--- begin Records for this exercise ---
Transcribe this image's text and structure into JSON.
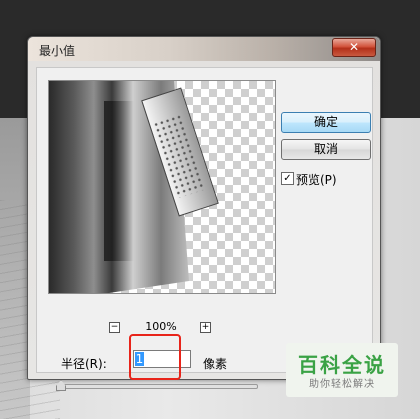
{
  "dialog": {
    "title": "最小值",
    "close_label": "✕"
  },
  "preview": {
    "zoom_minus": "−",
    "zoom_plus": "+",
    "zoom_level": "100%"
  },
  "radius": {
    "label": "半径(R):",
    "value": "1",
    "unit": "像素",
    "slider_fraction": 0.0
  },
  "buttons": {
    "ok_label": "确定",
    "cancel_label": "取消"
  },
  "options": {
    "preview_label": "预览(P)",
    "preview_checked": true,
    "check_glyph": "✓"
  },
  "watermark": {
    "main": "百科全说",
    "sub": "助你轻松解决"
  },
  "colors": {
    "highlight_box": "#e8241a",
    "watermark_green": "#3aa245"
  }
}
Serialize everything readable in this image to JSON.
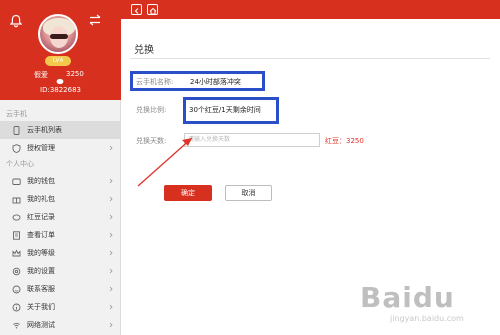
{
  "profile": {
    "name": "假爱",
    "bean_count": "3250",
    "id_text": "ID:3822683",
    "level": "LV4"
  },
  "sidebar": {
    "section_cloud": "云手机",
    "section_personal": "个人中心",
    "items": [
      {
        "label": "云手机列表",
        "icon": "phone-icon"
      },
      {
        "label": "授权管理",
        "icon": "shield-icon"
      },
      {
        "label": "我的钱包",
        "icon": "wallet-icon"
      },
      {
        "label": "我的礼包",
        "icon": "gift-icon"
      },
      {
        "label": "红豆记录",
        "icon": "bean-icon"
      },
      {
        "label": "查看订单",
        "icon": "order-icon"
      },
      {
        "label": "我的等级",
        "icon": "crown-icon"
      },
      {
        "label": "我的设置",
        "icon": "gear-icon"
      },
      {
        "label": "联系客服",
        "icon": "support-icon"
      },
      {
        "label": "关于我们",
        "icon": "info-icon"
      },
      {
        "label": "网络测试",
        "icon": "network-icon"
      }
    ]
  },
  "topbar": {
    "back_icon": "chevron-left-icon",
    "home_icon": "home-icon"
  },
  "main": {
    "title": "兑换",
    "phone_name_label": "云手机名称:",
    "phone_name_value": "24小时部落冲突",
    "ratio_label": "兑换比例:",
    "ratio_value": "30个红豆/1天剩余时间",
    "days_label": "兑换天数:",
    "days_placeholder": "请输入兑换天数",
    "bean_label": "红豆：3250",
    "confirm_label": "确定",
    "cancel_label": "取消"
  },
  "watermark": {
    "text": "Baidu",
    "sub": "jingyan.baidu.com"
  },
  "colors": {
    "brand_red": "#d7301e",
    "highlight_blue": "#2a4fc9",
    "bean_red": "#e0332b"
  }
}
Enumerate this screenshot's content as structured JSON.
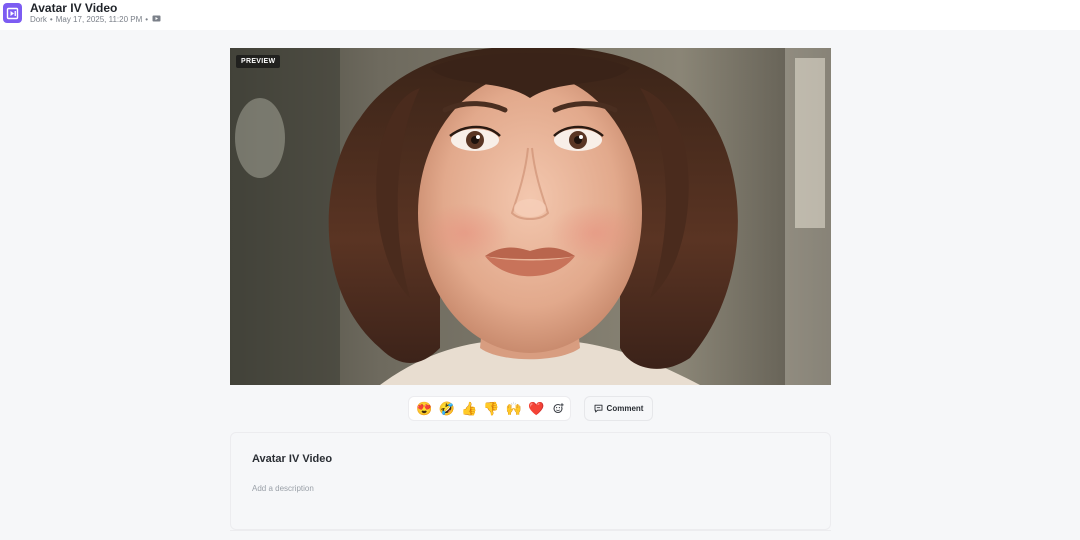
{
  "header": {
    "title": "Avatar IV Video",
    "author": "Dork",
    "date": "May 17, 2025, 11:20 PM",
    "separator": "•",
    "logo_icon": "play-logo-icon",
    "video_icon": "video-icon"
  },
  "player": {
    "badge": "PREVIEW"
  },
  "reactions": {
    "items": [
      {
        "emoji": "😍",
        "icon": "heart-eyes-emoji-icon"
      },
      {
        "emoji": "🤣",
        "icon": "rofl-emoji-icon"
      },
      {
        "emoji": "👍",
        "icon": "thumbs-up-emoji-icon"
      },
      {
        "emoji": "👎",
        "icon": "thumbs-down-emoji-icon"
      },
      {
        "emoji": "🙌",
        "icon": "raised-hands-emoji-icon"
      },
      {
        "emoji": "❤️",
        "icon": "heart-emoji-icon"
      }
    ],
    "add_icon": "add-reaction-icon"
  },
  "comment": {
    "label": "Comment",
    "icon": "comment-icon"
  },
  "details": {
    "title": "Avatar IV Video",
    "description_placeholder": "Add a description"
  },
  "colors": {
    "accent": "#7c5cf2",
    "background": "#f6f7f9"
  }
}
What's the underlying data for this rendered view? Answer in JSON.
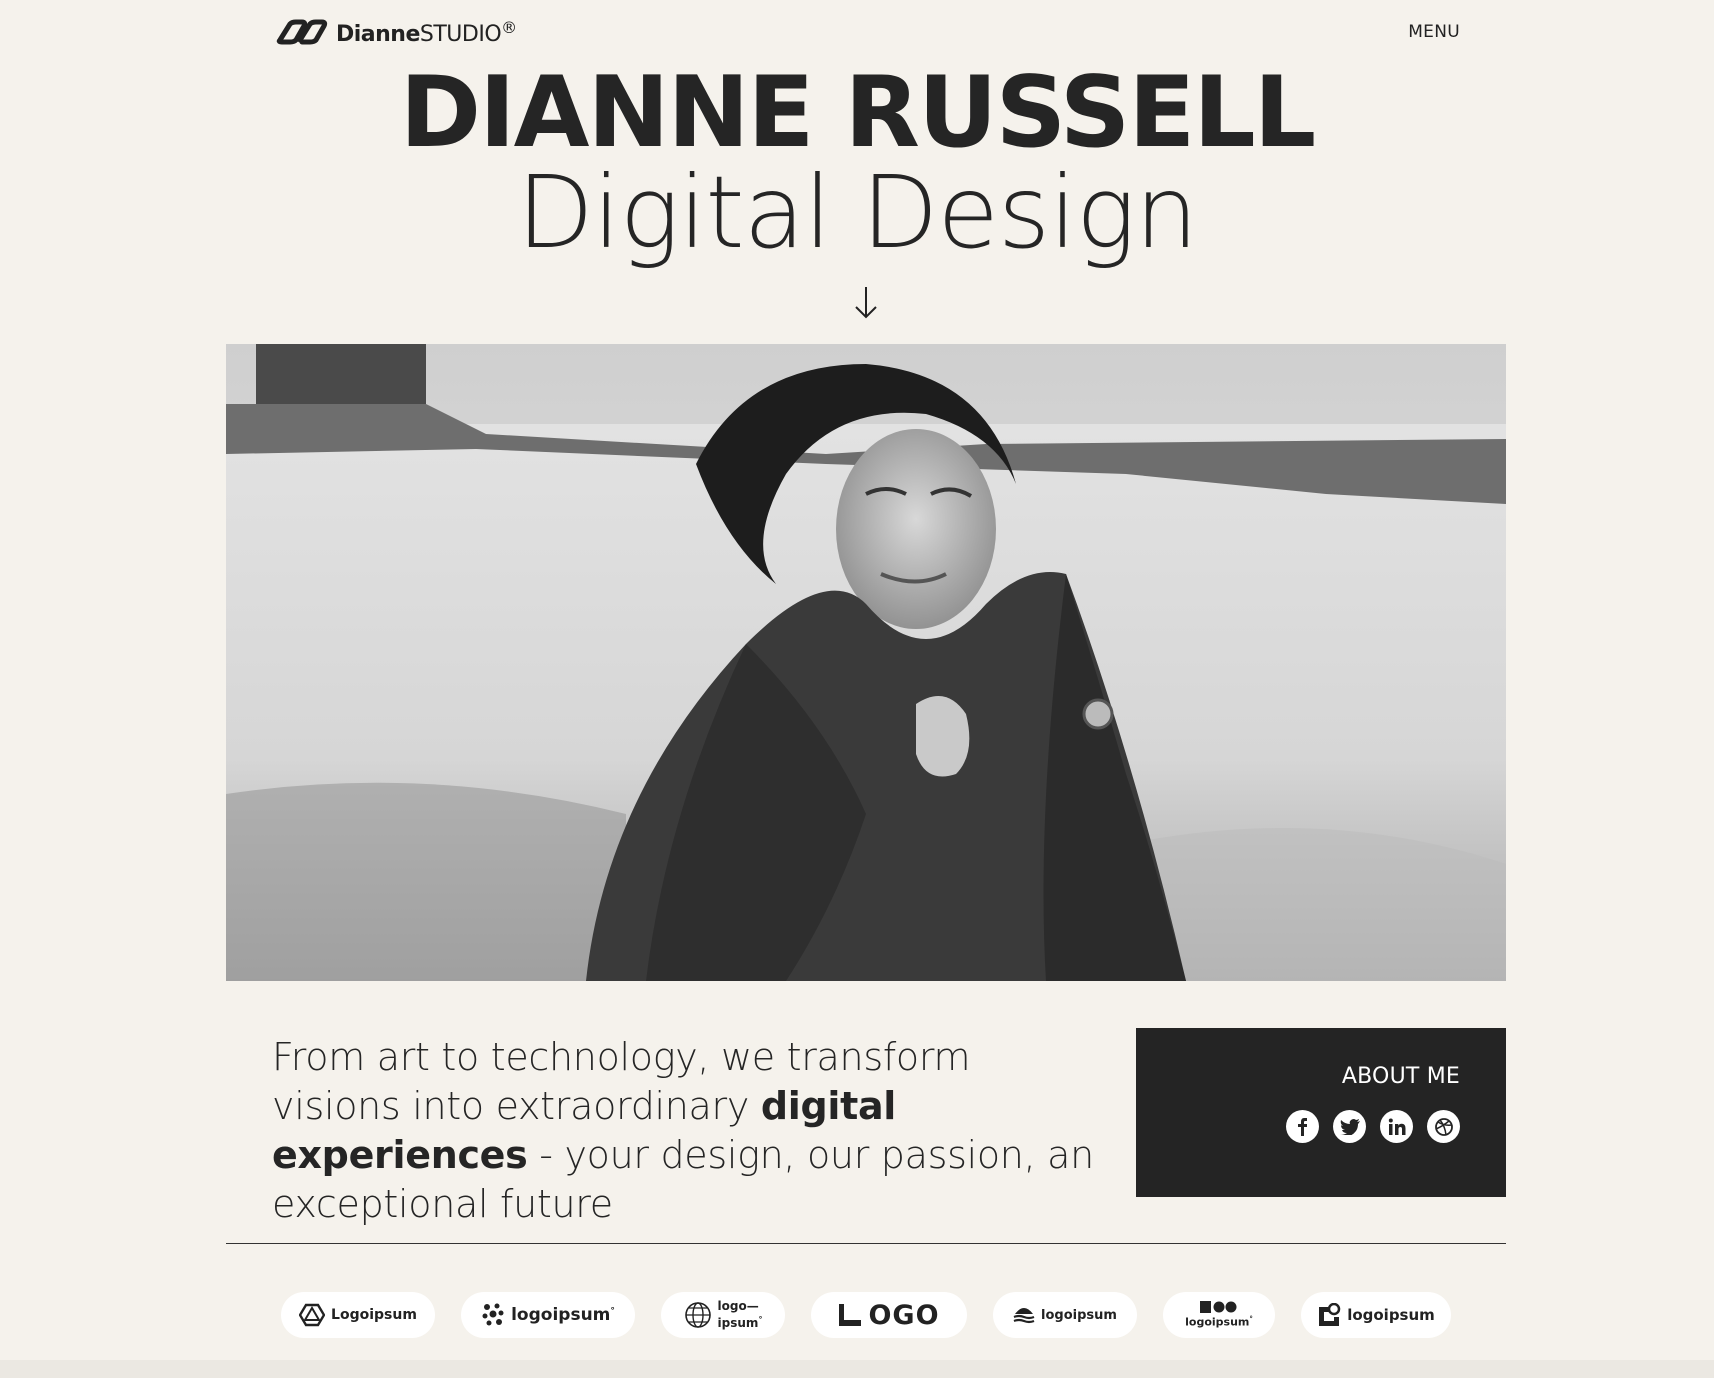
{
  "header": {
    "brand_bold": "Dianne",
    "brand_light": "STUDIO",
    "brand_mark": "®",
    "menu_label": "MENU"
  },
  "hero": {
    "title": "DIANNE RUSSELL",
    "subtitle": "Digital Design",
    "arrow_icon": "arrow-down-icon"
  },
  "intro": {
    "text_before": "From art to technology, we transform visions into extraordinary ",
    "text_bold": "digital experiences",
    "text_after": " - your design, our passion, an exceptional future"
  },
  "about": {
    "title": "ABOUT ME",
    "socials": [
      "facebook-icon",
      "twitter-icon",
      "linkedin-icon",
      "dribbble-icon"
    ]
  },
  "partners": [
    {
      "text": "Logoipsum",
      "icon": "hexagon-logo"
    },
    {
      "text": "logoipsum",
      "mark": "°",
      "icon": "wave-logo"
    },
    {
      "text_line1": "logo—",
      "text_line2": "ipsum",
      "mark": "°",
      "icon": "globe-logo"
    },
    {
      "text": "OGO",
      "icon": "square-logo"
    },
    {
      "text": "logoipsum",
      "icon": "stack-logo"
    },
    {
      "text": "logoipsum",
      "mark": "°",
      "icon": "blocks-logo"
    },
    {
      "text": "logoipsum",
      "icon": "pin-logo"
    }
  ],
  "colors": {
    "background": "#f5f2ec",
    "dark": "#242424",
    "text": "#252525",
    "pill": "#ffffff"
  }
}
--- end Records for this exercise ---
Strip out the images, then output the records above word for word.

__Complete answer__.
Transcribe this image's text and structure into JSON.
{
  "dialog": {
    "title": "最小值",
    "close_label": "✕"
  },
  "preview": {
    "zoom_minus": "−",
    "zoom_plus": "+",
    "zoom_level": "100%"
  },
  "radius": {
    "label": "半径(R):",
    "value": "1",
    "unit": "像素",
    "slider_fraction": 0.0
  },
  "buttons": {
    "ok_label": "确定",
    "cancel_label": "取消"
  },
  "options": {
    "preview_label": "预览(P)",
    "preview_checked": true,
    "check_glyph": "✓"
  },
  "watermark": {
    "main": "百科全说",
    "sub": "助你轻松解决"
  },
  "colors": {
    "highlight_box": "#e8241a",
    "watermark_green": "#3aa245"
  }
}
Serialize everything readable in this image to JSON.
{
  "profile": {
    "name": "假爱",
    "bean_count": "3250",
    "id_text": "ID:3822683",
    "level": "LV4"
  },
  "sidebar": {
    "section_cloud": "云手机",
    "section_personal": "个人中心",
    "items": [
      {
        "label": "云手机列表",
        "icon": "phone-icon"
      },
      {
        "label": "授权管理",
        "icon": "shield-icon"
      },
      {
        "label": "我的钱包",
        "icon": "wallet-icon"
      },
      {
        "label": "我的礼包",
        "icon": "gift-icon"
      },
      {
        "label": "红豆记录",
        "icon": "bean-icon"
      },
      {
        "label": "查看订单",
        "icon": "order-icon"
      },
      {
        "label": "我的等级",
        "icon": "crown-icon"
      },
      {
        "label": "我的设置",
        "icon": "gear-icon"
      },
      {
        "label": "联系客服",
        "icon": "support-icon"
      },
      {
        "label": "关于我们",
        "icon": "info-icon"
      },
      {
        "label": "网络测试",
        "icon": "network-icon"
      }
    ]
  },
  "topbar": {
    "back_icon": "chevron-left-icon",
    "home_icon": "home-icon"
  },
  "main": {
    "title": "兑换",
    "phone_name_label": "云手机名称:",
    "phone_name_value": "24小时部落冲突",
    "ratio_label": "兑换比例:",
    "ratio_value": "30个红豆/1天剩余时间",
    "days_label": "兑换天数:",
    "days_placeholder": "请输入兑换天数",
    "bean_label": "红豆：3250",
    "confirm_label": "确定",
    "cancel_label": "取消"
  },
  "watermark": {
    "text": "Baidu",
    "sub": "jingyan.baidu.com"
  },
  "colors": {
    "brand_red": "#d7301e",
    "highlight_blue": "#2a4fc9",
    "bean_red": "#e0332b"
  }
}
Enumerate this screenshot's content as structured JSON.
{
  "header": {
    "title": "Avatar IV Video",
    "author": "Dork",
    "date": "May 17, 2025, 11:20 PM",
    "separator": "•",
    "logo_icon": "play-logo-icon",
    "video_icon": "video-icon"
  },
  "player": {
    "badge": "PREVIEW"
  },
  "reactions": {
    "items": [
      {
        "emoji": "😍",
        "icon": "heart-eyes-emoji-icon"
      },
      {
        "emoji": "🤣",
        "icon": "rofl-emoji-icon"
      },
      {
        "emoji": "👍",
        "icon": "thumbs-up-emoji-icon"
      },
      {
        "emoji": "👎",
        "icon": "thumbs-down-emoji-icon"
      },
      {
        "emoji": "🙌",
        "icon": "raised-hands-emoji-icon"
      },
      {
        "emoji": "❤️",
        "icon": "heart-emoji-icon"
      }
    ],
    "add_icon": "add-reaction-icon"
  },
  "comment": {
    "label": "Comment",
    "icon": "comment-icon"
  },
  "details": {
    "title": "Avatar IV Video",
    "description_placeholder": "Add a description"
  },
  "colors": {
    "accent": "#7c5cf2",
    "background": "#f6f7f9"
  }
}
What's the underlying data for this rendered view? Answer in JSON.
{
  "header": {
    "brand_bold": "Dianne",
    "brand_light": "STUDIO",
    "brand_mark": "®",
    "menu_label": "MENU"
  },
  "hero": {
    "title": "DIANNE RUSSELL",
    "subtitle": "Digital Design",
    "arrow_icon": "arrow-down-icon"
  },
  "intro": {
    "text_before": "From art to technology, we transform visions into extraordinary ",
    "text_bold": "digital experiences",
    "text_after": " - your design, our passion, an exceptional future"
  },
  "about": {
    "title": "ABOUT ME",
    "socials": [
      "facebook-icon",
      "twitter-icon",
      "linkedin-icon",
      "dribbble-icon"
    ]
  },
  "partners": [
    {
      "text": "Logoipsum",
      "icon": "hexagon-logo"
    },
    {
      "text": "logoipsum",
      "mark": "°",
      "icon": "wave-logo"
    },
    {
      "text_line1": "logo—",
      "text_line2": "ipsum",
      "mark": "°",
      "icon": "globe-logo"
    },
    {
      "text": "OGO",
      "icon": "square-logo"
    },
    {
      "text": "logoipsum",
      "icon": "stack-logo"
    },
    {
      "text": "logoipsum",
      "mark": "°",
      "icon": "blocks-logo"
    },
    {
      "text": "logoipsum",
      "icon": "pin-logo"
    }
  ],
  "colors": {
    "background": "#f5f2ec",
    "dark": "#242424",
    "text": "#252525",
    "pill": "#ffffff"
  }
}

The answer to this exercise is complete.